__PROMPT__:
Find each line in the items that contains the word "their", matching case exactly, and copy those lines out.

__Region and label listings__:
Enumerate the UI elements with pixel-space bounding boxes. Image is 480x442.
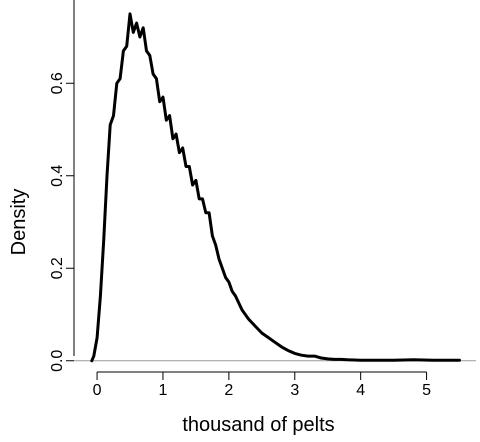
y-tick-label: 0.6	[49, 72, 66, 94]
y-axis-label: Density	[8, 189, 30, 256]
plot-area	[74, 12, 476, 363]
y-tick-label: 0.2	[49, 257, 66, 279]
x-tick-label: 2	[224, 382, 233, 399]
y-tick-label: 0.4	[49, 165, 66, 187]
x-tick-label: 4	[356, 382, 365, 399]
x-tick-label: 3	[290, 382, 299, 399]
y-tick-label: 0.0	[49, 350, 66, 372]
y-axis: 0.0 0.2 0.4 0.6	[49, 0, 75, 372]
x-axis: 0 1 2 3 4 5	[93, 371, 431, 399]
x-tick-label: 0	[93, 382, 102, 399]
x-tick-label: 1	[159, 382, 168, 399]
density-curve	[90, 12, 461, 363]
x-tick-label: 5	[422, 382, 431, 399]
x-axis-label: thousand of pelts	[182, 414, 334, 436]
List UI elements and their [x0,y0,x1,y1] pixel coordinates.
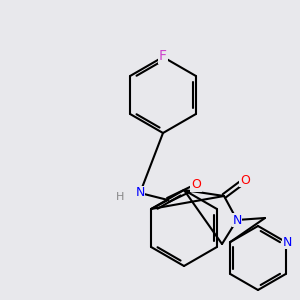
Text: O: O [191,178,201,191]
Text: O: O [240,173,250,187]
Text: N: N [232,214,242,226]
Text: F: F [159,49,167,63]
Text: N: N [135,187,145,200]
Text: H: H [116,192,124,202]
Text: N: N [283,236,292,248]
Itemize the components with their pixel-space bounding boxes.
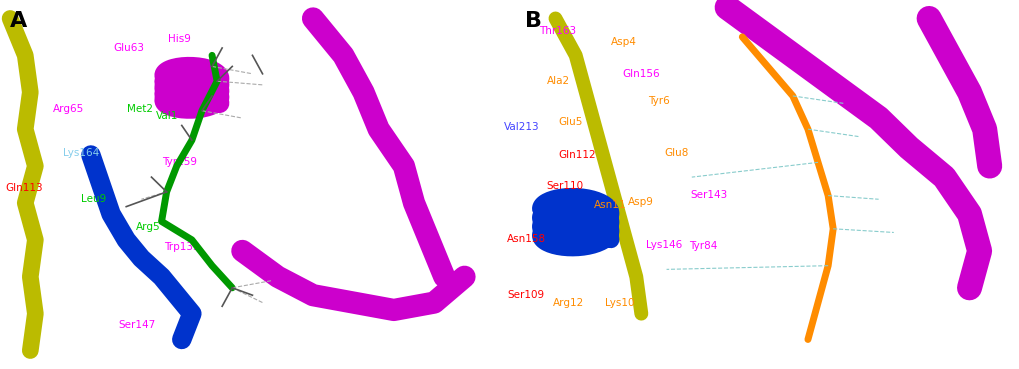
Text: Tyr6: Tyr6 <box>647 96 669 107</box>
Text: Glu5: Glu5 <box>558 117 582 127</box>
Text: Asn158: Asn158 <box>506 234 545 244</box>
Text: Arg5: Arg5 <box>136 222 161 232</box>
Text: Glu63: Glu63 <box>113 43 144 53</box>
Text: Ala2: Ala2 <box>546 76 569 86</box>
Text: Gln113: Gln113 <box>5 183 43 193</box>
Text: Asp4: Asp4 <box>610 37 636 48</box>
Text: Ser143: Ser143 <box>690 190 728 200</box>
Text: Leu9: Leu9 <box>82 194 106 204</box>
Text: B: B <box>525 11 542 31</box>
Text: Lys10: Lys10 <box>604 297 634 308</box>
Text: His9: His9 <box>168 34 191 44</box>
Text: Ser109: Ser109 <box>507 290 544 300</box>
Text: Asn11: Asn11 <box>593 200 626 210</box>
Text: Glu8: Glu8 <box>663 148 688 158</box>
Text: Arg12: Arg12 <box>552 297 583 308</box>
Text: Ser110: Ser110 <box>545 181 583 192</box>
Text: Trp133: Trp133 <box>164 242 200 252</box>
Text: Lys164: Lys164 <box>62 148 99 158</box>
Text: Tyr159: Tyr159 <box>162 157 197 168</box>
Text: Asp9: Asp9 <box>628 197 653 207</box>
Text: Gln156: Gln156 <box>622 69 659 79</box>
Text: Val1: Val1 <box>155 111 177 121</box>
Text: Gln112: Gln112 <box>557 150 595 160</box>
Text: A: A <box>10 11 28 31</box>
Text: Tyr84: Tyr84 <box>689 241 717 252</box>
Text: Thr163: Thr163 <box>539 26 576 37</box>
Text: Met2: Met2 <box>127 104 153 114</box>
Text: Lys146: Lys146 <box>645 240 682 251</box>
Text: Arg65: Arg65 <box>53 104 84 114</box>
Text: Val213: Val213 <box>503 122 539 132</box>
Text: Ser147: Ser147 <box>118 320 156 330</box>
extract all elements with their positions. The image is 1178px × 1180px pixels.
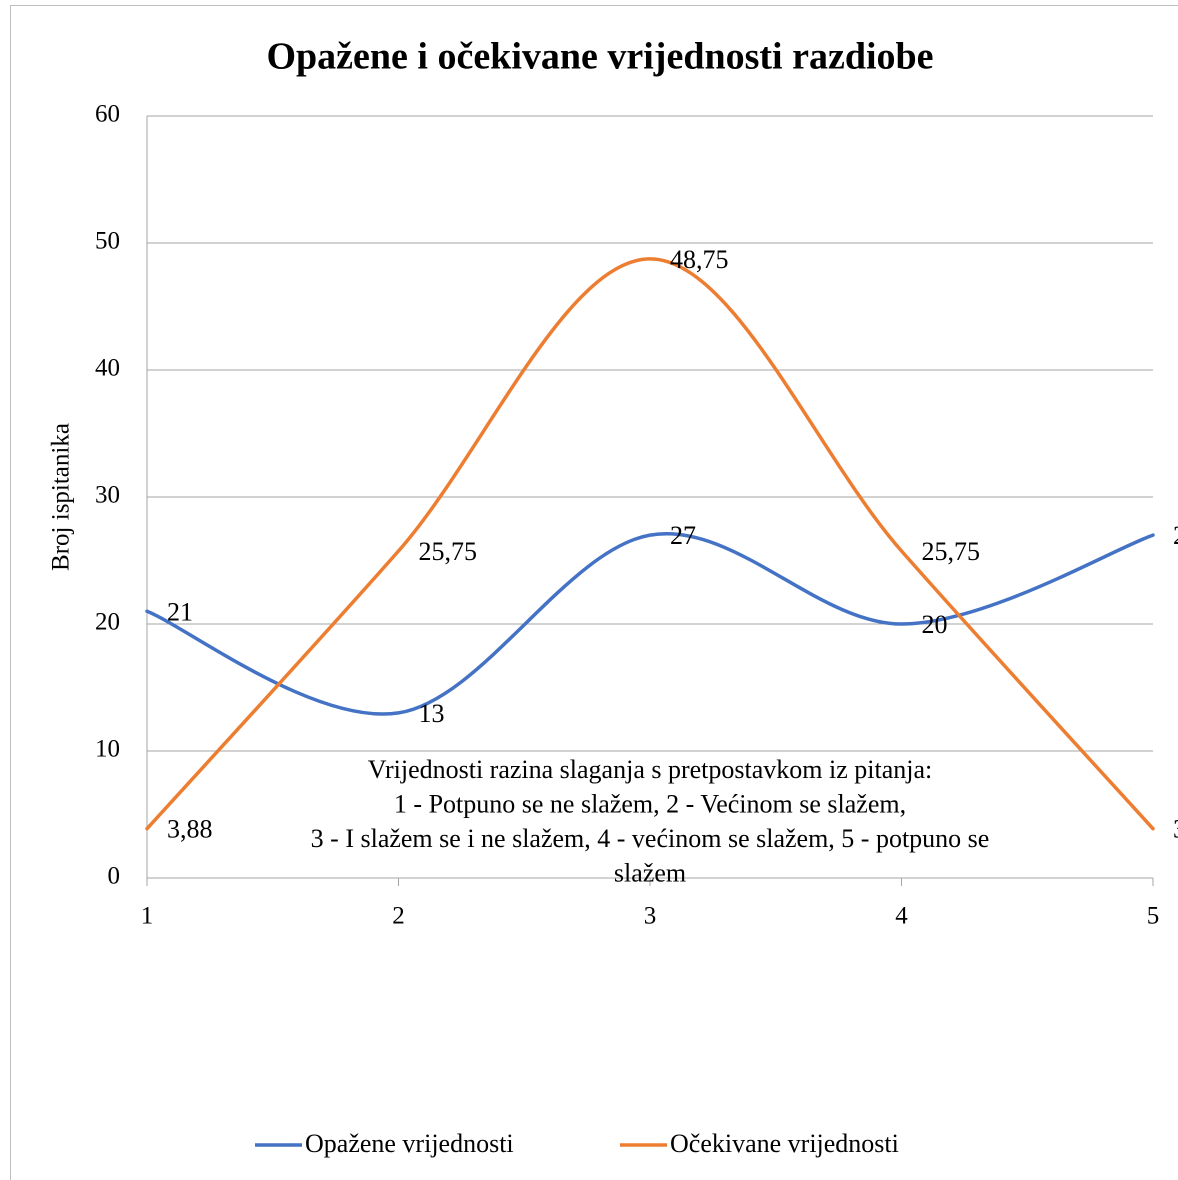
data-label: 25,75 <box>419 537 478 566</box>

__CORRECT RESULT__:
List UI elements and their [x0,y0,x1,y1] pixel coordinates.
Itemize the components with their pixel-space bounding boxes.
extract all elements with their positions. The image is 1178px × 1180px pixels.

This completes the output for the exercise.